(Listing)
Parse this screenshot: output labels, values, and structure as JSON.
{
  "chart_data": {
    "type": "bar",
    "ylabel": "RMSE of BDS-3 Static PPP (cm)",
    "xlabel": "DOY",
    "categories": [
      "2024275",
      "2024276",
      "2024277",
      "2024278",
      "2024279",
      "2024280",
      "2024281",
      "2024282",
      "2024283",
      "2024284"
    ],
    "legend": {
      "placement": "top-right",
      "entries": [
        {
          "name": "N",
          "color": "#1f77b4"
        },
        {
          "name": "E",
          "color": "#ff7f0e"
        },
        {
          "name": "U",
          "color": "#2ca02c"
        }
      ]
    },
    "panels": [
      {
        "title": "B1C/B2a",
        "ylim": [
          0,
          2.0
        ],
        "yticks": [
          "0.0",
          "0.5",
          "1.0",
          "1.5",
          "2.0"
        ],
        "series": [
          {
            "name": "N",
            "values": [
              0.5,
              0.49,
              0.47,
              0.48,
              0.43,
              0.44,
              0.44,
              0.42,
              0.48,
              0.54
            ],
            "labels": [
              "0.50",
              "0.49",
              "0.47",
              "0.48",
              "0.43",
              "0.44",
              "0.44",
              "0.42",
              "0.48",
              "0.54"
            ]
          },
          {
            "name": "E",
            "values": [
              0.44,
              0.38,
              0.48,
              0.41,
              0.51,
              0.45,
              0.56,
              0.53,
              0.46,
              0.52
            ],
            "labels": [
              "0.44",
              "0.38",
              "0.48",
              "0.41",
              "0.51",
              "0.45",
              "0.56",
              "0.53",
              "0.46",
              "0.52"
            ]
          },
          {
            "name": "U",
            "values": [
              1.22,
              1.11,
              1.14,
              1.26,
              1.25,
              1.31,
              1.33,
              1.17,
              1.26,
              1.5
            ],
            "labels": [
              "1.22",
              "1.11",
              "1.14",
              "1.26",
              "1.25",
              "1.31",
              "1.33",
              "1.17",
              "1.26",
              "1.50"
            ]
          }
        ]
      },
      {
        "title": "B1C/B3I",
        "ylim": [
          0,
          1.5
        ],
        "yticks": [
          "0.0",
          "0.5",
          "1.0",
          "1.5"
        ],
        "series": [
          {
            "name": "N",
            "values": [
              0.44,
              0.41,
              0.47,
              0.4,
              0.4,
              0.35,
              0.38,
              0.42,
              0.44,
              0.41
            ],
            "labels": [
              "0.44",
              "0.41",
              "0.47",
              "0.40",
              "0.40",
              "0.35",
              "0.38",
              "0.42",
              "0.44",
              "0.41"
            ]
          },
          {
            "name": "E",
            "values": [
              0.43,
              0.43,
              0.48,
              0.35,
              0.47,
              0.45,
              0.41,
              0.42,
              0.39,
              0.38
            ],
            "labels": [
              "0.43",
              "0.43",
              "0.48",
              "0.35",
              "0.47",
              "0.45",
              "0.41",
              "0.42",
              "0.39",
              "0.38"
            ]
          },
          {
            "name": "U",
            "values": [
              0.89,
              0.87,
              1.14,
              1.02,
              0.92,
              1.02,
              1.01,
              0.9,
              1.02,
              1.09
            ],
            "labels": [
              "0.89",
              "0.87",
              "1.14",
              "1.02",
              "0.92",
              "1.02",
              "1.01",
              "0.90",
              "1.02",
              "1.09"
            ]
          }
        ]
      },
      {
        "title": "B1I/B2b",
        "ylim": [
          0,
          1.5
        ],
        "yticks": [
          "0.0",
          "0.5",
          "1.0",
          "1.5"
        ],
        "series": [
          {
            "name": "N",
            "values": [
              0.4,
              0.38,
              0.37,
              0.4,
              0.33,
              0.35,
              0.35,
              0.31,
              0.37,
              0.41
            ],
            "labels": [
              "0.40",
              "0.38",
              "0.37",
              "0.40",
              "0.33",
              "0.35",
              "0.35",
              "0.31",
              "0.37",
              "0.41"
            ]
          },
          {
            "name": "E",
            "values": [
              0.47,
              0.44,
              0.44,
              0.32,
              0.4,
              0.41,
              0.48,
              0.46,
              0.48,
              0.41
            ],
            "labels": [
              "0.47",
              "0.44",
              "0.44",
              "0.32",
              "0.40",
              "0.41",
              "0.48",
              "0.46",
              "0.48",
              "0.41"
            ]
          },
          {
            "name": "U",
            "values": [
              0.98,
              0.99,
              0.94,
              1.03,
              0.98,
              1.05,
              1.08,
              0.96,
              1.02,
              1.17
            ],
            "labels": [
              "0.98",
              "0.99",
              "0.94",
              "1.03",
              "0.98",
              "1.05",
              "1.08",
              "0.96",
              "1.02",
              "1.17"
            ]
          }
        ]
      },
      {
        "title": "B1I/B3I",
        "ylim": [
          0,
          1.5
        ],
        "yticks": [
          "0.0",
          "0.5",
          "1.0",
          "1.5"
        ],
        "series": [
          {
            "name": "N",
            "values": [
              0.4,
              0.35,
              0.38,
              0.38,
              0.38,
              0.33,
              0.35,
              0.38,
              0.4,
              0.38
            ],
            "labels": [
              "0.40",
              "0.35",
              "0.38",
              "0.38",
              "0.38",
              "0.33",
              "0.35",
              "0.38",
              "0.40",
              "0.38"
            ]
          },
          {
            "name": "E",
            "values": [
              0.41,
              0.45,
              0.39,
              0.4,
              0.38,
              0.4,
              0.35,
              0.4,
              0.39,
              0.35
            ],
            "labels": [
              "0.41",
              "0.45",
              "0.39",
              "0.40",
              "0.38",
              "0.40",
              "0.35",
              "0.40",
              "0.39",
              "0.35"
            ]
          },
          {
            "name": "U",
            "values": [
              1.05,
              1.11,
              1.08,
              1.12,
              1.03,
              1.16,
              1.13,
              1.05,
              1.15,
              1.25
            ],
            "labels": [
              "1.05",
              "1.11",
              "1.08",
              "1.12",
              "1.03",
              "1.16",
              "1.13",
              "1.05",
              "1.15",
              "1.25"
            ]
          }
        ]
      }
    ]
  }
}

(What you have to do) Using the data above, return each line exactly as written.

(Complete output)
Parse this screenshot: output labels, values, and structure as JSON.
{
  "chart_data": {
    "type": "bar",
    "ylabel": "RMSE of BDS-3 Static PPP (cm)",
    "xlabel": "DOY",
    "categories": [
      "2024275",
      "2024276",
      "2024277",
      "2024278",
      "2024279",
      "2024280",
      "2024281",
      "2024282",
      "2024283",
      "2024284"
    ],
    "legend": {
      "placement": "top-right",
      "entries": [
        {
          "name": "N",
          "color": "#1f77b4"
        },
        {
          "name": "E",
          "color": "#ff7f0e"
        },
        {
          "name": "U",
          "color": "#2ca02c"
        }
      ]
    },
    "panels": [
      {
        "title": "B1C/B2a",
        "ylim": [
          0,
          2.0
        ],
        "yticks": [
          "0.0",
          "0.5",
          "1.0",
          "1.5",
          "2.0"
        ],
        "series": [
          {
            "name": "N",
            "values": [
              0.5,
              0.49,
              0.47,
              0.48,
              0.43,
              0.44,
              0.44,
              0.42,
              0.48,
              0.54
            ],
            "labels": [
              "0.50",
              "0.49",
              "0.47",
              "0.48",
              "0.43",
              "0.44",
              "0.44",
              "0.42",
              "0.48",
              "0.54"
            ]
          },
          {
            "name": "E",
            "values": [
              0.44,
              0.38,
              0.48,
              0.41,
              0.51,
              0.45,
              0.56,
              0.53,
              0.46,
              0.52
            ],
            "labels": [
              "0.44",
              "0.38",
              "0.48",
              "0.41",
              "0.51",
              "0.45",
              "0.56",
              "0.53",
              "0.46",
              "0.52"
            ]
          },
          {
            "name": "U",
            "values": [
              1.22,
              1.11,
              1.14,
              1.26,
              1.25,
              1.31,
              1.33,
              1.17,
              1.26,
              1.5
            ],
            "labels": [
              "1.22",
              "1.11",
              "1.14",
              "1.26",
              "1.25",
              "1.31",
              "1.33",
              "1.17",
              "1.26",
              "1.50"
            ]
          }
        ]
      },
      {
        "title": "B1C/B3I",
        "ylim": [
          0,
          1.5
        ],
        "yticks": [
          "0.0",
          "0.5",
          "1.0",
          "1.5"
        ],
        "series": [
          {
            "name": "N",
            "values": [
              0.44,
              0.41,
              0.47,
              0.4,
              0.4,
              0.35,
              0.38,
              0.42,
              0.44,
              0.41
            ],
            "labels": [
              "0.44",
              "0.41",
              "0.47",
              "0.40",
              "0.40",
              "0.35",
              "0.38",
              "0.42",
              "0.44",
              "0.41"
            ]
          },
          {
            "name": "E",
            "values": [
              0.43,
              0.43,
              0.48,
              0.35,
              0.47,
              0.45,
              0.41,
              0.42,
              0.39,
              0.38
            ],
            "labels": [
              "0.43",
              "0.43",
              "0.48",
              "0.35",
              "0.47",
              "0.45",
              "0.41",
              "0.42",
              "0.39",
              "0.38"
            ]
          },
          {
            "name": "U",
            "values": [
              0.89,
              0.87,
              1.14,
              1.02,
              0.92,
              1.02,
              1.01,
              0.9,
              1.02,
              1.09
            ],
            "labels": [
              "0.89",
              "0.87",
              "1.14",
              "1.02",
              "0.92",
              "1.02",
              "1.01",
              "0.90",
              "1.02",
              "1.09"
            ]
          }
        ]
      },
      {
        "title": "B1I/B2b",
        "ylim": [
          0,
          1.5
        ],
        "yticks": [
          "0.0",
          "0.5",
          "1.0",
          "1.5"
        ],
        "series": [
          {
            "name": "N",
            "values": [
              0.4,
              0.38,
              0.37,
              0.4,
              0.33,
              0.35,
              0.35,
              0.31,
              0.37,
              0.41
            ],
            "labels": [
              "0.40",
              "0.38",
              "0.37",
              "0.40",
              "0.33",
              "0.35",
              "0.35",
              "0.31",
              "0.37",
              "0.41"
            ]
          },
          {
            "name": "E",
            "values": [
              0.47,
              0.44,
              0.44,
              0.32,
              0.4,
              0.41,
              0.48,
              0.46,
              0.48,
              0.41
            ],
            "labels": [
              "0.47",
              "0.44",
              "0.44",
              "0.32",
              "0.40",
              "0.41",
              "0.48",
              "0.46",
              "0.48",
              "0.41"
            ]
          },
          {
            "name": "U",
            "values": [
              0.98,
              0.99,
              0.94,
              1.03,
              0.98,
              1.05,
              1.08,
              0.96,
              1.02,
              1.17
            ],
            "labels": [
              "0.98",
              "0.99",
              "0.94",
              "1.03",
              "0.98",
              "1.05",
              "1.08",
              "0.96",
              "1.02",
              "1.17"
            ]
          }
        ]
      },
      {
        "title": "B1I/B3I",
        "ylim": [
          0,
          1.5
        ],
        "yticks": [
          "0.0",
          "0.5",
          "1.0",
          "1.5"
        ],
        "series": [
          {
            "name": "N",
            "values": [
              0.4,
              0.35,
              0.38,
              0.38,
              0.38,
              0.33,
              0.35,
              0.38,
              0.4,
              0.38
            ],
            "labels": [
              "0.40",
              "0.35",
              "0.38",
              "0.38",
              "0.38",
              "0.33",
              "0.35",
              "0.38",
              "0.40",
              "0.38"
            ]
          },
          {
            "name": "E",
            "values": [
              0.41,
              0.45,
              0.39,
              0.4,
              0.38,
              0.4,
              0.35,
              0.4,
              0.39,
              0.35
            ],
            "labels": [
              "0.41",
              "0.45",
              "0.39",
              "0.40",
              "0.38",
              "0.40",
              "0.35",
              "0.40",
              "0.39",
              "0.35"
            ]
          },
          {
            "name": "U",
            "values": [
              1.05,
              1.11,
              1.08,
              1.12,
              1.03,
              1.16,
              1.13,
              1.05,
              1.15,
              1.25
            ],
            "labels": [
              "1.05",
              "1.11",
              "1.08",
              "1.12",
              "1.03",
              "1.16",
              "1.13",
              "1.05",
              "1.15",
              "1.25"
            ]
          }
        ]
      }
    ]
  }
}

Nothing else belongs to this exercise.